§ Written exercise:
Locate and copy all lines bearing the word "source".

§ Stored data:
---+---
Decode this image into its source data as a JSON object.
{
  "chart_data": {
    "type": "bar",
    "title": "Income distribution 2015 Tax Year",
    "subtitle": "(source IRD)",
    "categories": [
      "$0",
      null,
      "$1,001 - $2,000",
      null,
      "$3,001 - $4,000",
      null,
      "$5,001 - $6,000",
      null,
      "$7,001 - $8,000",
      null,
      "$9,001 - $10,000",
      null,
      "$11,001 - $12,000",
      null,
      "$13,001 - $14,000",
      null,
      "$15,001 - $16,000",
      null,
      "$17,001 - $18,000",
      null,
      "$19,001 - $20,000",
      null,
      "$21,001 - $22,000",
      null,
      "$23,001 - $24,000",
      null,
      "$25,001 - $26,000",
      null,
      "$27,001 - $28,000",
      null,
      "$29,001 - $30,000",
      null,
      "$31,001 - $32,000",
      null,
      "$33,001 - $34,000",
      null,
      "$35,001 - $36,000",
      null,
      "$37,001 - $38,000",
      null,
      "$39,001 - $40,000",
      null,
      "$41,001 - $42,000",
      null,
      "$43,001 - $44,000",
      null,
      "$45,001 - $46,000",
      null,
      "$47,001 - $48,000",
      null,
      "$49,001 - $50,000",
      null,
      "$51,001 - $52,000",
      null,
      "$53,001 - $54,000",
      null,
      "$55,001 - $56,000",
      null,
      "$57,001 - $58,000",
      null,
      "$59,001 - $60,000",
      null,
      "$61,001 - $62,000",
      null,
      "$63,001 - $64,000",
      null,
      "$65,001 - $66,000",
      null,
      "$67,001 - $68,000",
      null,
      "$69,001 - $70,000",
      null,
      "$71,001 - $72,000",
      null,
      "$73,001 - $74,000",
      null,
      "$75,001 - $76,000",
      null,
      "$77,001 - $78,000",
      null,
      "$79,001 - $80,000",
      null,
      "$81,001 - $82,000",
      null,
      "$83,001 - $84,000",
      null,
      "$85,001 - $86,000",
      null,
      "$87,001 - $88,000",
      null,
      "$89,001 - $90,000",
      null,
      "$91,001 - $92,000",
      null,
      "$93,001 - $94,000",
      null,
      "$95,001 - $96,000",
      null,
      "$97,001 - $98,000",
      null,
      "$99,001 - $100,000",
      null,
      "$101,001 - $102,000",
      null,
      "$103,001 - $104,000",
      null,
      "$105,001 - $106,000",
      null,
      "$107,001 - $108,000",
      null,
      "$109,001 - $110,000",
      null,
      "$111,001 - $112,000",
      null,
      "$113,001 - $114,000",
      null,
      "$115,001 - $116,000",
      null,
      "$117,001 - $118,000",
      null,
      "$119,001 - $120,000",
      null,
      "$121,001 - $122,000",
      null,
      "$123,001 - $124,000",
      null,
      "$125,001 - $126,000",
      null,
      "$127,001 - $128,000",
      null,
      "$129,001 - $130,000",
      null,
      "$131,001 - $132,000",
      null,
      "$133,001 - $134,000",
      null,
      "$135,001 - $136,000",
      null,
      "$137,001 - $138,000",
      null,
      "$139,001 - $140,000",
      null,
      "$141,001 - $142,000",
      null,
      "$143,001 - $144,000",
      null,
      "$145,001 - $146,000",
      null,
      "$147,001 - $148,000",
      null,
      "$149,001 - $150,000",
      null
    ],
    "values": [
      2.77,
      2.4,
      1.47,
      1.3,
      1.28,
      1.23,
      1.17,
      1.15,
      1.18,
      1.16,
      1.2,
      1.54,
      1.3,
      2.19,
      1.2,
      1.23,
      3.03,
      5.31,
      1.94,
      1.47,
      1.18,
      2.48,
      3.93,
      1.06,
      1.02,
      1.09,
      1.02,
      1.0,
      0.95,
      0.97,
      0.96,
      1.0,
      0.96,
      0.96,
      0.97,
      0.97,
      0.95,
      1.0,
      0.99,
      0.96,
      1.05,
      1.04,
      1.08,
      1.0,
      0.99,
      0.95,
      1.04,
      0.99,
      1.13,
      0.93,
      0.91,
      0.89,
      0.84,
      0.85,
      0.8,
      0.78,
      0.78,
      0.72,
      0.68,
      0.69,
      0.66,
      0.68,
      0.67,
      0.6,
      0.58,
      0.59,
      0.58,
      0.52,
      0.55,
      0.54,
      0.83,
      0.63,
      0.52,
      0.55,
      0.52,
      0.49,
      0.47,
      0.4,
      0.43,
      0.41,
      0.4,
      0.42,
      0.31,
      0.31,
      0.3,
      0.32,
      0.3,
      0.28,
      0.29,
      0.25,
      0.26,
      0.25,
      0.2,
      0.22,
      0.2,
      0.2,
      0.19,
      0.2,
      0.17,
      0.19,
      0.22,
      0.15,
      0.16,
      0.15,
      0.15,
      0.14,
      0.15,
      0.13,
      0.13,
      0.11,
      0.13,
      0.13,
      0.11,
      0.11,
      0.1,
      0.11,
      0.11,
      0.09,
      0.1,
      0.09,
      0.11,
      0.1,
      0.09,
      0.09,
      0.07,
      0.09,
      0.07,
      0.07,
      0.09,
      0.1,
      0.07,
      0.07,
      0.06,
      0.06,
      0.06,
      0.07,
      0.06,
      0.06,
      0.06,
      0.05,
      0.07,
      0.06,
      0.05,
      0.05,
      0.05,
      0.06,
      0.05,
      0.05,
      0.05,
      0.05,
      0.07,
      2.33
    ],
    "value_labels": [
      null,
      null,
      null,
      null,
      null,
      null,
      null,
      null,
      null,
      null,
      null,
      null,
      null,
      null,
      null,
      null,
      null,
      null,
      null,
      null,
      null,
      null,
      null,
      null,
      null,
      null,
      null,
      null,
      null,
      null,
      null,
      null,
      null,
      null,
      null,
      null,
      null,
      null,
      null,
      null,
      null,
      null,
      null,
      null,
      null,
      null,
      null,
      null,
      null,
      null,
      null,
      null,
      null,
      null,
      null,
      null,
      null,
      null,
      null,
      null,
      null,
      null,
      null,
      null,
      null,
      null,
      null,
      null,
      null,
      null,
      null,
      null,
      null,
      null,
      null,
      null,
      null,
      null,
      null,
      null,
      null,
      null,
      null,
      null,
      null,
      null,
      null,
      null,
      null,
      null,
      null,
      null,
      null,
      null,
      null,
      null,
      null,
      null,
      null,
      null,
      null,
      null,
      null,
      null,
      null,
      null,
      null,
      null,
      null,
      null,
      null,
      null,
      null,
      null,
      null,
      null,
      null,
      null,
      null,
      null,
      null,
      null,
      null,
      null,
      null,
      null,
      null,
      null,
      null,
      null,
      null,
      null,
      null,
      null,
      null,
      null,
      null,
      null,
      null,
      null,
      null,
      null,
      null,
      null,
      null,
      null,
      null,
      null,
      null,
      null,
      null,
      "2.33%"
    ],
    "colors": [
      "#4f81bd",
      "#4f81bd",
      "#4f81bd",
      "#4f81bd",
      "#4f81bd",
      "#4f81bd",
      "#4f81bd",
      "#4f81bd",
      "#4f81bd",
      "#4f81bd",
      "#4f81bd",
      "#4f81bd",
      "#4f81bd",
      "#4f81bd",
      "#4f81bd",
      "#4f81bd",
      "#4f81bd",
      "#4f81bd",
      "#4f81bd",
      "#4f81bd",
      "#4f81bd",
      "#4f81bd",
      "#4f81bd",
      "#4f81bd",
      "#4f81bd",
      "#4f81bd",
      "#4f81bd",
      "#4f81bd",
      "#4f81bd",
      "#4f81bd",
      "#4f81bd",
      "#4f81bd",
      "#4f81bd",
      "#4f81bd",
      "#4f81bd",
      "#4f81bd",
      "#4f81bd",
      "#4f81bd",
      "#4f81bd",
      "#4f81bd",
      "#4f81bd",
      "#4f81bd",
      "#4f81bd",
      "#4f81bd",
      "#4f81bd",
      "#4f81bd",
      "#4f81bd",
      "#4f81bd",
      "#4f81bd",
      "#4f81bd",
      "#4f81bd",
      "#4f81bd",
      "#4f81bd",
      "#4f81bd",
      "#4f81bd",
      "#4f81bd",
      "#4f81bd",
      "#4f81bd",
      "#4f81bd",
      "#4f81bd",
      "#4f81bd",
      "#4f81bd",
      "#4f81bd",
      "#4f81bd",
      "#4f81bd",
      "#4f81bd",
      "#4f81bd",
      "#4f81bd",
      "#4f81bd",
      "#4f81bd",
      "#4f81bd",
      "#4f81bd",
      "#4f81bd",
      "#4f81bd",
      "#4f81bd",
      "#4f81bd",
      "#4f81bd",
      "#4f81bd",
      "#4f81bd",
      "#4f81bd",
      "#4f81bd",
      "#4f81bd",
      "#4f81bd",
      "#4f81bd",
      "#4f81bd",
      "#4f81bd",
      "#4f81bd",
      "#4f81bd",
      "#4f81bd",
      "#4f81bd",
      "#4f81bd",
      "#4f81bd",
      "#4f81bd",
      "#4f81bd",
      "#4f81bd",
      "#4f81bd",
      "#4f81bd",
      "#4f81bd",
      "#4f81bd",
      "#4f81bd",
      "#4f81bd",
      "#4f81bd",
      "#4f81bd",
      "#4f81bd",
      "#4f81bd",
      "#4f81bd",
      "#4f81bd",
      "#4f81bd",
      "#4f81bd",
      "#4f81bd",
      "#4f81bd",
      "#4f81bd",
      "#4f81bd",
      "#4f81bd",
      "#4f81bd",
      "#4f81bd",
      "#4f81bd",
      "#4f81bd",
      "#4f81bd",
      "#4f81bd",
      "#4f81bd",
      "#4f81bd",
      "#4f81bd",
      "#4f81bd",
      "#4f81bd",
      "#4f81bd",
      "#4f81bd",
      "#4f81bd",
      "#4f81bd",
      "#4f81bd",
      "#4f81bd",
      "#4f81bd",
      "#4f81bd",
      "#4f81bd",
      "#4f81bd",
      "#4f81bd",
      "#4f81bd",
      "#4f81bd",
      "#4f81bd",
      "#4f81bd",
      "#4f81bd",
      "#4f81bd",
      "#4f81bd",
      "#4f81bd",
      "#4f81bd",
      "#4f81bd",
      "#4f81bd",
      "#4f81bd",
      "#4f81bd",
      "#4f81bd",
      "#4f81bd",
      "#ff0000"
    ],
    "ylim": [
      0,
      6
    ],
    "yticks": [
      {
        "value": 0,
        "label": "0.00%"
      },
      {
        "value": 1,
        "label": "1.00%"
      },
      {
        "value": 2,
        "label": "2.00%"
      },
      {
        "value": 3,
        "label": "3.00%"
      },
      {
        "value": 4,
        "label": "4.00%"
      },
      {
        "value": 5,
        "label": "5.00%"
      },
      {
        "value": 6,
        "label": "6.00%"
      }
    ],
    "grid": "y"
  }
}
---+---
§ Answer for this exercise:
Decode this image into its source data as a JSON object.
    "subtitle": "(source IRD)",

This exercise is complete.